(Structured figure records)
* Start *

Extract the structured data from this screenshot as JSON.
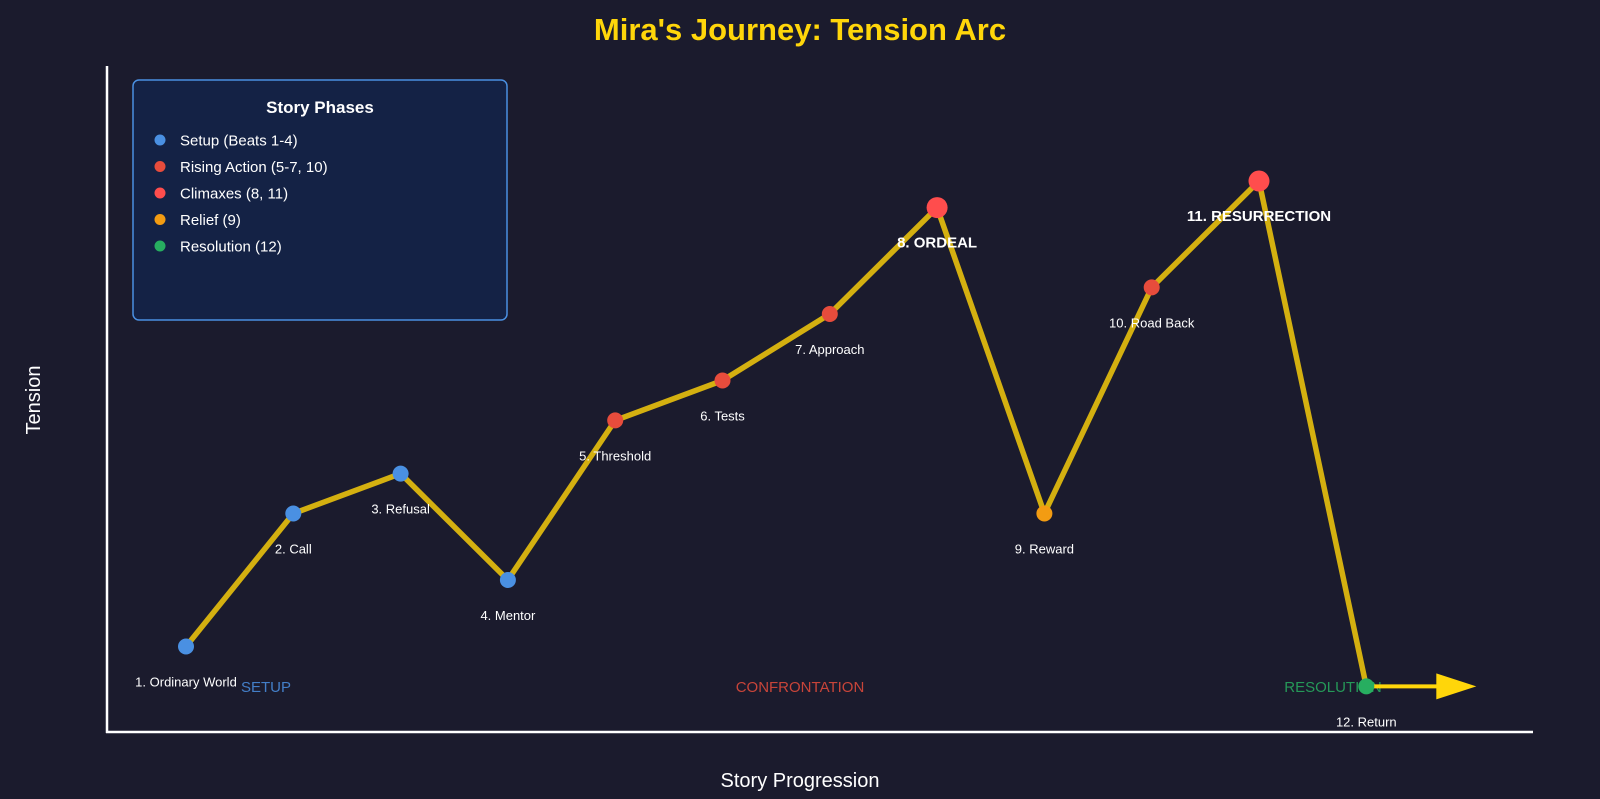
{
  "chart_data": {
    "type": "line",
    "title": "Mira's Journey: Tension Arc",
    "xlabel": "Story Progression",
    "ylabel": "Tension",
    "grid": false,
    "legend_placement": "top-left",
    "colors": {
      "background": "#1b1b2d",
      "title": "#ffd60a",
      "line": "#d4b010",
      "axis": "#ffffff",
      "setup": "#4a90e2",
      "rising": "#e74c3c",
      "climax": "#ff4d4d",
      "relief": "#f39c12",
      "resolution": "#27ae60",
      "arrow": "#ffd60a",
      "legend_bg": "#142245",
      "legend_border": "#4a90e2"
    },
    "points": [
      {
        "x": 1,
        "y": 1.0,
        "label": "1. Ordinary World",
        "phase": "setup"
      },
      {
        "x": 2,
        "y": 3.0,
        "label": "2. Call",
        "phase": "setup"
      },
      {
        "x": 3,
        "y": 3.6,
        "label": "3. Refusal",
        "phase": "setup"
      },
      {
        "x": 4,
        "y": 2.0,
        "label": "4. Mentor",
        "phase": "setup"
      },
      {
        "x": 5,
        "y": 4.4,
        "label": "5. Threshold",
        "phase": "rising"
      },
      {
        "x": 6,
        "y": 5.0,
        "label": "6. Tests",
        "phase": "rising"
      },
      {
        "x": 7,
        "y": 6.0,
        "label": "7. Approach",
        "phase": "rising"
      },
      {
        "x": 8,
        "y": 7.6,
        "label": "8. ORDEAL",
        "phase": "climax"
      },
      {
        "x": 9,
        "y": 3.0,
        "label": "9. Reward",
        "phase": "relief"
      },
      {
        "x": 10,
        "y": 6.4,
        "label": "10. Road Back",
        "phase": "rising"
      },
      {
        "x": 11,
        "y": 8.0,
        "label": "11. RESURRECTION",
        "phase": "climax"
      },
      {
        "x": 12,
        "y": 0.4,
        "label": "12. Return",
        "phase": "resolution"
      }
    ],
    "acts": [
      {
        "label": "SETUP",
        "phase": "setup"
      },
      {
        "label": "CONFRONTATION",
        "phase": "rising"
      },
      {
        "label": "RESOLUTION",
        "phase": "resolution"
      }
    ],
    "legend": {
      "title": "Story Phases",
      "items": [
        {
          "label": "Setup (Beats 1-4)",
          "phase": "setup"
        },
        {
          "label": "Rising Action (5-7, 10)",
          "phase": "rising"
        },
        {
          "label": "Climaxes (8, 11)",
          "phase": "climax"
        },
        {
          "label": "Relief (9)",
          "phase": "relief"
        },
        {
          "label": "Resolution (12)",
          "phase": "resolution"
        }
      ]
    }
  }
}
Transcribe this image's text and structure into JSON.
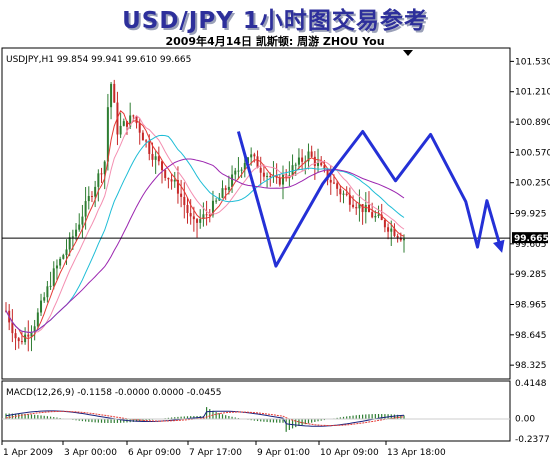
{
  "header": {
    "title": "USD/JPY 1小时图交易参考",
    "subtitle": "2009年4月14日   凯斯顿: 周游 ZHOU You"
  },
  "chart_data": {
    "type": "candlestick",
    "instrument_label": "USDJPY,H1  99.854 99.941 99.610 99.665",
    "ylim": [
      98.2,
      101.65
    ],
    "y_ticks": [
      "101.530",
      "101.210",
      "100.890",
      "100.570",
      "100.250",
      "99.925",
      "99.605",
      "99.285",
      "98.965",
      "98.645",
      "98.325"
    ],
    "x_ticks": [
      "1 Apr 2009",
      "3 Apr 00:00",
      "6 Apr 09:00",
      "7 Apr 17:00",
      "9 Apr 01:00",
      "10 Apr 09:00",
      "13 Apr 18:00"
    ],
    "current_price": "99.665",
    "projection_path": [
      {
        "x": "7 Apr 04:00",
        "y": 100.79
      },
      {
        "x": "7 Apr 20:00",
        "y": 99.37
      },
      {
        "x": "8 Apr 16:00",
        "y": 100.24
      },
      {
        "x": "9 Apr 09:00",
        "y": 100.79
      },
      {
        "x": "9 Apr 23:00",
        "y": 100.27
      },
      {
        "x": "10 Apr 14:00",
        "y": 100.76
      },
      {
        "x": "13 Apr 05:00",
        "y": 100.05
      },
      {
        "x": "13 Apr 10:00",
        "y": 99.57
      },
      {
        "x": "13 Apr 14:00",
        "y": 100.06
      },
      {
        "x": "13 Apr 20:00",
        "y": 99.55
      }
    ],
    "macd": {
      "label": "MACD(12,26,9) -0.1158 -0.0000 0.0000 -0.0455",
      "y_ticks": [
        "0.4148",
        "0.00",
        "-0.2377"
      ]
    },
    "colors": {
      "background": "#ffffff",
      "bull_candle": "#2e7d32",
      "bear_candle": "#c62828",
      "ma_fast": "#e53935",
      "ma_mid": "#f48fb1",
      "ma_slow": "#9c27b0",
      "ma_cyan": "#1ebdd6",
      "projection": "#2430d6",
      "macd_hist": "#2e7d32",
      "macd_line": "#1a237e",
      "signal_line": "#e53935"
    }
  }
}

* End *

_Aim of the exercise_
From the listing above, copy every line that holds the string "JSON".

_Answer in full_
Extract the structured data from this screenshot as JSON.
Transcribe this image's text and structure into JSON.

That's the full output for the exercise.